» **Exercise instructions**: Look through the data below. Collect every line where the word "this" occurs.

Stored items:
* * * * *

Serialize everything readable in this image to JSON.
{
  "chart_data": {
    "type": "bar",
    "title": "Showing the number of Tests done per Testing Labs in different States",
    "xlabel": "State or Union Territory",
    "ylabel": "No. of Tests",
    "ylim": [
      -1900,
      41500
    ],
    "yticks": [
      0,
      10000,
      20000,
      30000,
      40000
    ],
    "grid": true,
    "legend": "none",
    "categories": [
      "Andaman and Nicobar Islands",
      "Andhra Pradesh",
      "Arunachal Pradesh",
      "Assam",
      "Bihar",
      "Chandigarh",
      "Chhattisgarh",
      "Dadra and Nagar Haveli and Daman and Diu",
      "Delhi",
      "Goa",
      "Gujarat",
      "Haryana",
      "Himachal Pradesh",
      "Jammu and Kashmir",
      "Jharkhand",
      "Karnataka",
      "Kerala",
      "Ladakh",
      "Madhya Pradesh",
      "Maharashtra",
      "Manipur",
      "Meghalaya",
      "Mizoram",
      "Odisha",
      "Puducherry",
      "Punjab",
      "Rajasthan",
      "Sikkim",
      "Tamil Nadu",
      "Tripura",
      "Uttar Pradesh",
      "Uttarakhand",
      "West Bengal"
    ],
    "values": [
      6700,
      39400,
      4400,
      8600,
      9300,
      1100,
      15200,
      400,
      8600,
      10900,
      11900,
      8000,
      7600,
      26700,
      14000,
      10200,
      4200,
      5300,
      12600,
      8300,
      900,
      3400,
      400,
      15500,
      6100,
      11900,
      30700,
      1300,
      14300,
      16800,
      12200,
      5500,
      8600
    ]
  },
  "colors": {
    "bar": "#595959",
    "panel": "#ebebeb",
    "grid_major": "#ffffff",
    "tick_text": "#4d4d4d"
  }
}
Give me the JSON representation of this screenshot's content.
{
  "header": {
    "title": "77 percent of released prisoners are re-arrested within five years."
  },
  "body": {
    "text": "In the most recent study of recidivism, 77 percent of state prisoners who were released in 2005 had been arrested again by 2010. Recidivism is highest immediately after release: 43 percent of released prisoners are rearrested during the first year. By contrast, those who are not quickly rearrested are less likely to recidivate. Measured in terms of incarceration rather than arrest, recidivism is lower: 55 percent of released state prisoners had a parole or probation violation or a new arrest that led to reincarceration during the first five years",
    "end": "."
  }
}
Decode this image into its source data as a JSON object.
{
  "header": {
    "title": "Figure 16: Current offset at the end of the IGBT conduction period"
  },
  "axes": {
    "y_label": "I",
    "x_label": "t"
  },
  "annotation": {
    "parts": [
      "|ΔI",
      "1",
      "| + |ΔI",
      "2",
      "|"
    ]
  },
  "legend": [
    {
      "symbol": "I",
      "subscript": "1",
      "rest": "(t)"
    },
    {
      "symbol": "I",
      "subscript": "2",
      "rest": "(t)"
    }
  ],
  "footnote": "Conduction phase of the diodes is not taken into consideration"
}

* * * * *

» **Complete output**:
Serialize everything readable in this image to JSON.
Give me the JSON representation of this screenshot's content.
Decode this image into its source data as a JSON object.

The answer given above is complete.